**AIM:** What follows are records. Restate all of them word for word.
--- start STORED ROWS ---
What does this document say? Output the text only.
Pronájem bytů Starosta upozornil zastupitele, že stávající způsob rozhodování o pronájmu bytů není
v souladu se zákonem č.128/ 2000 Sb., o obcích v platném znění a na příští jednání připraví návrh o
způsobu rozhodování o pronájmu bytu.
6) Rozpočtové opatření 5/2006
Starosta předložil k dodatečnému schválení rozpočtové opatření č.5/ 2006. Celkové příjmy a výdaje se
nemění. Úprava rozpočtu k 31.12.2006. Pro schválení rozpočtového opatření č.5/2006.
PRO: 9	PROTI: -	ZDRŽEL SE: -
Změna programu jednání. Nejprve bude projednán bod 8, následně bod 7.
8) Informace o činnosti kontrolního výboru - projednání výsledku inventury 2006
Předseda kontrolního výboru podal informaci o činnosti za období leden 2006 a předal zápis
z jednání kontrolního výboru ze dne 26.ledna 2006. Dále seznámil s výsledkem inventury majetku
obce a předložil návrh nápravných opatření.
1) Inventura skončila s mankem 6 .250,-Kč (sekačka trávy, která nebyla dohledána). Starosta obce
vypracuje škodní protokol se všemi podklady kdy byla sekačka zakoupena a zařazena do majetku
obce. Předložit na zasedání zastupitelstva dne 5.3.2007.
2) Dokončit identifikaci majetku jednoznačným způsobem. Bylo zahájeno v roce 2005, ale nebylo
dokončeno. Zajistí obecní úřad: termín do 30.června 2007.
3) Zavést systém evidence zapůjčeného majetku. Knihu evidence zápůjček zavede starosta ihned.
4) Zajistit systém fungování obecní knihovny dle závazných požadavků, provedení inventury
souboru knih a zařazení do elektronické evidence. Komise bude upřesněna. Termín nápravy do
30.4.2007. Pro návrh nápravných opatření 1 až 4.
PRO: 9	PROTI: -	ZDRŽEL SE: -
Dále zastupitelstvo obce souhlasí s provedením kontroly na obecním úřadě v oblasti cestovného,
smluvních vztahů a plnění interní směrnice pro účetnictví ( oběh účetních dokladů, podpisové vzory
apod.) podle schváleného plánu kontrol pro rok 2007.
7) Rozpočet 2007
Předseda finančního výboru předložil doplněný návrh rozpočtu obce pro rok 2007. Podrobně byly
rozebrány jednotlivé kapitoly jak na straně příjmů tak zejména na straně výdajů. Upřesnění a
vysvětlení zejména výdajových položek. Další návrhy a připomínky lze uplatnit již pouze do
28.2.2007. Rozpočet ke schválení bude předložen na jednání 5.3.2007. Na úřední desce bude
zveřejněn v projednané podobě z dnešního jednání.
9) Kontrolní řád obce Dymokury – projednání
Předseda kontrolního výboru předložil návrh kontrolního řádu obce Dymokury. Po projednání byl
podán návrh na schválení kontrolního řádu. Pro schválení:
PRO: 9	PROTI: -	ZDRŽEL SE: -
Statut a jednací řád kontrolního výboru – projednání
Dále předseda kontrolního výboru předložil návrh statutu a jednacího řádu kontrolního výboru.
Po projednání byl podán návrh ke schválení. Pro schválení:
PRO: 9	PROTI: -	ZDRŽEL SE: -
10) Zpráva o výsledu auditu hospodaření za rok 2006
--- end STORED ROWS ---
**ANSWER BELOW:**
What does this document say? Output the text only.
Pronájem bytů Starosta upozornil zastupitele, že stávající způsob rozhodování o pronájmu bytů není
v souladu se zákonem č.128/ 2000 Sb., o obcích v platném znění a na příští jednání připraví návrh o
způsobu rozhodování o pronájmu bytu.
6) Rozpočtové opatření 5/2006
Starosta předložil k dodatečnému schválení rozpočtové opatření č.5/ 2006. Celkové příjmy a výdaje se
nemění. Úprava rozpočtu k 31.12.2006. Pro schválení rozpočtového opatření č.5/2006.
PRO: 9	PROTI: -	ZDRŽEL SE: -
Změna programu jednání. Nejprve bude projednán bod 8, následně bod 7.
8) Informace o činnosti kontrolního výboru - projednání výsledku inventury 2006
Předseda kontrolního výboru podal informaci o činnosti za období leden 2006 a předal zápis
z jednání kontrolního výboru ze dne 26.ledna 2006. Dále seznámil s výsledkem inventury majetku
obce a předložil návrh nápravných opatření.
1) Inventura skončila s mankem 6 .250,-Kč (sekačka trávy, která nebyla dohledána). Starosta obce
vypracuje škodní protokol se všemi podklady kdy byla sekačka zakoupena a zařazena do majetku
obce. Předložit na zasedání zastupitelstva dne 5.3.2007.
2) Dokončit identifikaci majetku jednoznačným způsobem. Bylo zahájeno v roce 2005, ale nebylo
dokončeno. Zajistí obecní úřad: termín do 30.června 2007.
3) Zavést systém evidence zapůjčeného majetku. Knihu evidence zápůjček zavede starosta ihned.
4) Zajistit systém fungování obecní knihovny dle závazných požadavků, provedení inventury
souboru knih a zařazení do elektronické evidence. Komise bude upřesněna. Termín nápravy do
30.4.2007. Pro návrh nápravných opatření 1 až 4.
PRO: 9	PROTI: -	ZDRŽEL SE: -
Dále zastupitelstvo obce souhlasí s provedením kontroly na obecním úřadě v oblasti cestovného,
smluvních vztahů a plnění interní směrnice pro účetnictví ( oběh účetních dokladů, podpisové vzory
apod.) podle schváleného plánu kontrol pro rok 2007.
7) Rozpočet 2007
Předseda finančního výboru předložil doplněný návrh rozpočtu obce pro rok 2007. Podrobně byly
rozebrány jednotlivé kapitoly jak na straně příjmů tak zejména na straně výdajů. Upřesnění a
vysvětlení zejména výdajových položek. Další návrhy a připomínky lze uplatnit již pouze do
28.2.2007. Rozpočet ke schválení bude předložen na jednání 5.3.2007. Na úřední desce bude
zveřejněn v projednané podobě z dnešního jednání.
9) Kontrolní řád obce Dymokury – projednání
Předseda kontrolního výboru předložil návrh kontrolního řádu obce Dymokury. Po projednání byl
podán návrh na schválení kontrolního řádu. Pro schválení:
PRO: 9	PROTI: -	ZDRŽEL SE: -
Statut a jednací řád kontrolního výboru – projednání
Dále předseda kontrolního výboru předložil návrh statutu a jednacího řádu kontrolního výboru.
Po projednání byl podán návrh ke schválení. Pro schválení:
PRO: 9	PROTI: -	ZDRŽEL SE: -
10) Zpráva o výsledu auditu hospodaření za rok 2006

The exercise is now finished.